__Task__. Check every line for the word "this" and give the number of lines where it occurs, nothing else.

** START OF Information supplied **

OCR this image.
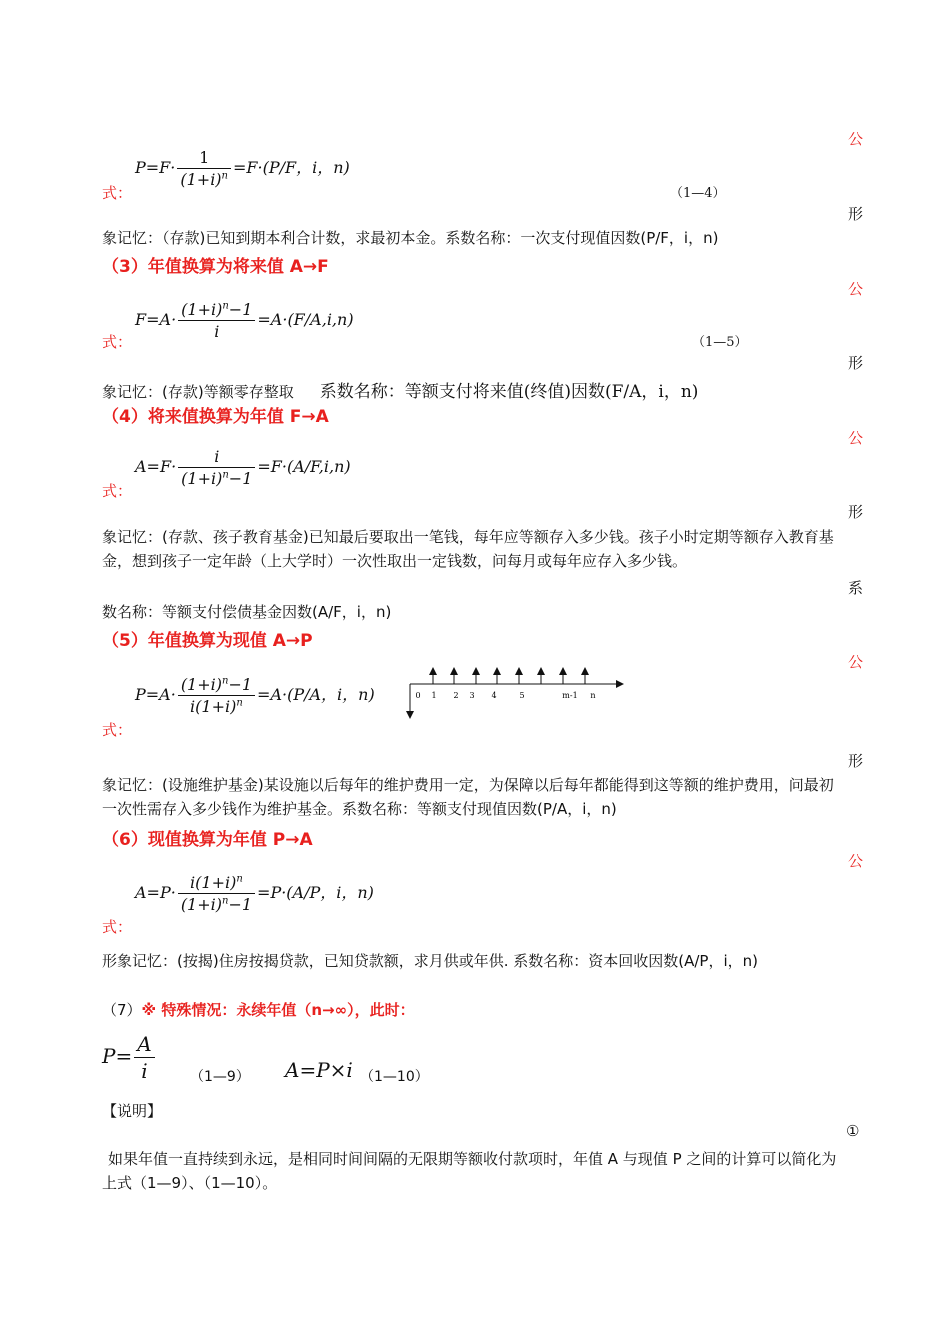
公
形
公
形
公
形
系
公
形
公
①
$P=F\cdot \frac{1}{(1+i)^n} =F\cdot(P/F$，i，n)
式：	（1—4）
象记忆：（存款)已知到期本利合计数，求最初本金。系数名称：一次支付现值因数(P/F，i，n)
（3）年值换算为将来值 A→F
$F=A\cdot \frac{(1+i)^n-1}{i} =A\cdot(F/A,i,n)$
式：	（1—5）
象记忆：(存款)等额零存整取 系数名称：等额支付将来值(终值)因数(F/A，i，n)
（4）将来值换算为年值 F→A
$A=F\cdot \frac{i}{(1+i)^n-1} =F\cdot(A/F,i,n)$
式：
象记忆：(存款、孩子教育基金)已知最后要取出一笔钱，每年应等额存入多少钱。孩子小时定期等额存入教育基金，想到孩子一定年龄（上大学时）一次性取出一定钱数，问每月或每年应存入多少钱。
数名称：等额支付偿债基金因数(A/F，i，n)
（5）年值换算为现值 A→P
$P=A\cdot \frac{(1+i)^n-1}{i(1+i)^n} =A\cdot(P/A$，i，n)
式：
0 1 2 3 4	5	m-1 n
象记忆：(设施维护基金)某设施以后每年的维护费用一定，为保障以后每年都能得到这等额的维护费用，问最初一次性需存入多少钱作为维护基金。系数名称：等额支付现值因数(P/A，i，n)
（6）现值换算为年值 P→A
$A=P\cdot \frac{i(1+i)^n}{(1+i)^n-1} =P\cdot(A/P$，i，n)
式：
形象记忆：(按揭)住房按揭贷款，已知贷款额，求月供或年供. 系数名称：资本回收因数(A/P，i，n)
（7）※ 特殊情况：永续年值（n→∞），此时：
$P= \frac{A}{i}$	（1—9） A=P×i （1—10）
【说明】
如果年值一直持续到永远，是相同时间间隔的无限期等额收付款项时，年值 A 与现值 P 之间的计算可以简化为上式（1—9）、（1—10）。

** END OF Information supplied **
** START OF Information supplied **

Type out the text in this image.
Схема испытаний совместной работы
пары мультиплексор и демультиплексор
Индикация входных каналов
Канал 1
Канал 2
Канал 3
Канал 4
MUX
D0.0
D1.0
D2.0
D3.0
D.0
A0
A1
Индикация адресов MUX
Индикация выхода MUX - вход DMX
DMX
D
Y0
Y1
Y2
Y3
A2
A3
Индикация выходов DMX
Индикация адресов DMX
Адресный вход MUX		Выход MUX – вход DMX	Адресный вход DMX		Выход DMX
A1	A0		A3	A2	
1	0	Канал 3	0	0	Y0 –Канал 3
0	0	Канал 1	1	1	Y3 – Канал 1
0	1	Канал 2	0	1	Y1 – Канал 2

** END OF Information supplied **

__Task result__. 2